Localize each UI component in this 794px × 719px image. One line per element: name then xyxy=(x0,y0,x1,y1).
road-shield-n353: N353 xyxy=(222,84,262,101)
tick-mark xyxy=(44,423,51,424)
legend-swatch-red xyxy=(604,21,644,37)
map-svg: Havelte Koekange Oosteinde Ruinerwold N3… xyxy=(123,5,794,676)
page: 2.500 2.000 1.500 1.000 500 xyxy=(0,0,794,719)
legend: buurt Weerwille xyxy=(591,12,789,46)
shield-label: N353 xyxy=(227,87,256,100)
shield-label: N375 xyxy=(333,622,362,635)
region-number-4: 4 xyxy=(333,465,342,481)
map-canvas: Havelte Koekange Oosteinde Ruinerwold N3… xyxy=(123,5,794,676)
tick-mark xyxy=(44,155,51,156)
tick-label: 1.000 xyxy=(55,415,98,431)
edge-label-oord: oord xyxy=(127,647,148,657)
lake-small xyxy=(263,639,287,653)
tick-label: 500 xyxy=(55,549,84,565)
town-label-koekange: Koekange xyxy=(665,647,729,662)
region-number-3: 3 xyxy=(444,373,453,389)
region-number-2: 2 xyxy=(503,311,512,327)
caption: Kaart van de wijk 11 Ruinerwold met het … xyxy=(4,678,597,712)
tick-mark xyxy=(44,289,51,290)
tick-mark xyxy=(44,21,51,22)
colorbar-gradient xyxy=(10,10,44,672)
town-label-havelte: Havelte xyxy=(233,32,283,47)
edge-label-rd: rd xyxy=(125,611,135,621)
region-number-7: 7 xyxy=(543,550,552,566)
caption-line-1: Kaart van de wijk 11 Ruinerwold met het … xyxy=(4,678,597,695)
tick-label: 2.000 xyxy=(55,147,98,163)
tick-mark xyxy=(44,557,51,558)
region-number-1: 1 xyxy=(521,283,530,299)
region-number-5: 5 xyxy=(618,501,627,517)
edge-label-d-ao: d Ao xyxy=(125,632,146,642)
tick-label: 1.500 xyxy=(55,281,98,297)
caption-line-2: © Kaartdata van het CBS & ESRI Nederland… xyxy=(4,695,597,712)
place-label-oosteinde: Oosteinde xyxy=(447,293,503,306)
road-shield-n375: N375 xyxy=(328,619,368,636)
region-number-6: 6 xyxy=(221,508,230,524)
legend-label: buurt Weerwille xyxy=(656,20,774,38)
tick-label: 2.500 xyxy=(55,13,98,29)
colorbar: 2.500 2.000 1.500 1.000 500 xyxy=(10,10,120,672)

==========

Written exercise:
Copy all of the data above line for line, changing nothing.

The solution:
Localize each UI component in this 794px × 719px image. One line per element: name then xyxy=(x0,y0,x1,y1).
road-shield-n353: N353 xyxy=(222,84,262,101)
tick-mark xyxy=(44,423,51,424)
legend-swatch-red xyxy=(604,21,644,37)
map-svg: Havelte Koekange Oosteinde Ruinerwold N3… xyxy=(123,5,794,676)
page: 2.500 2.000 1.500 1.000 500 xyxy=(0,0,794,719)
legend: buurt Weerwille xyxy=(591,12,789,46)
shield-label: N353 xyxy=(227,87,256,100)
shield-label: N375 xyxy=(333,622,362,635)
region-number-4: 4 xyxy=(333,465,342,481)
map-canvas: Havelte Koekange Oosteinde Ruinerwold N3… xyxy=(123,5,794,676)
tick-mark xyxy=(44,155,51,156)
tick-label: 1.000 xyxy=(55,415,98,431)
edge-label-oord: oord xyxy=(127,647,148,657)
lake-small xyxy=(263,639,287,653)
tick-label: 500 xyxy=(55,549,84,565)
town-label-koekange: Koekange xyxy=(665,647,729,662)
region-number-3: 3 xyxy=(444,373,453,389)
region-number-2: 2 xyxy=(503,311,512,327)
caption: Kaart van de wijk 11 Ruinerwold met het … xyxy=(4,678,597,712)
tick-mark xyxy=(44,289,51,290)
tick-mark xyxy=(44,21,51,22)
colorbar-gradient xyxy=(10,10,44,672)
town-label-havelte: Havelte xyxy=(233,32,283,47)
edge-label-rd: rd xyxy=(125,611,135,621)
region-number-7: 7 xyxy=(543,550,552,566)
caption-line-1: Kaart van de wijk 11 Ruinerwold met het … xyxy=(4,678,597,695)
tick-label: 2.000 xyxy=(55,147,98,163)
tick-mark xyxy=(44,557,51,558)
region-number-1: 1 xyxy=(521,283,530,299)
region-number-5: 5 xyxy=(618,501,627,517)
edge-label-d-ao: d Ao xyxy=(125,632,146,642)
tick-label: 1.500 xyxy=(55,281,98,297)
caption-line-2: © Kaartdata van het CBS & ESRI Nederland… xyxy=(4,695,597,712)
place-label-oosteinde: Oosteinde xyxy=(447,293,503,306)
road-shield-n375: N375 xyxy=(328,619,368,636)
region-number-6: 6 xyxy=(221,508,230,524)
legend-label: buurt Weerwille xyxy=(656,20,774,38)
tick-label: 2.500 xyxy=(55,13,98,29)
colorbar: 2.500 2.000 1.500 1.000 500 xyxy=(10,10,120,672)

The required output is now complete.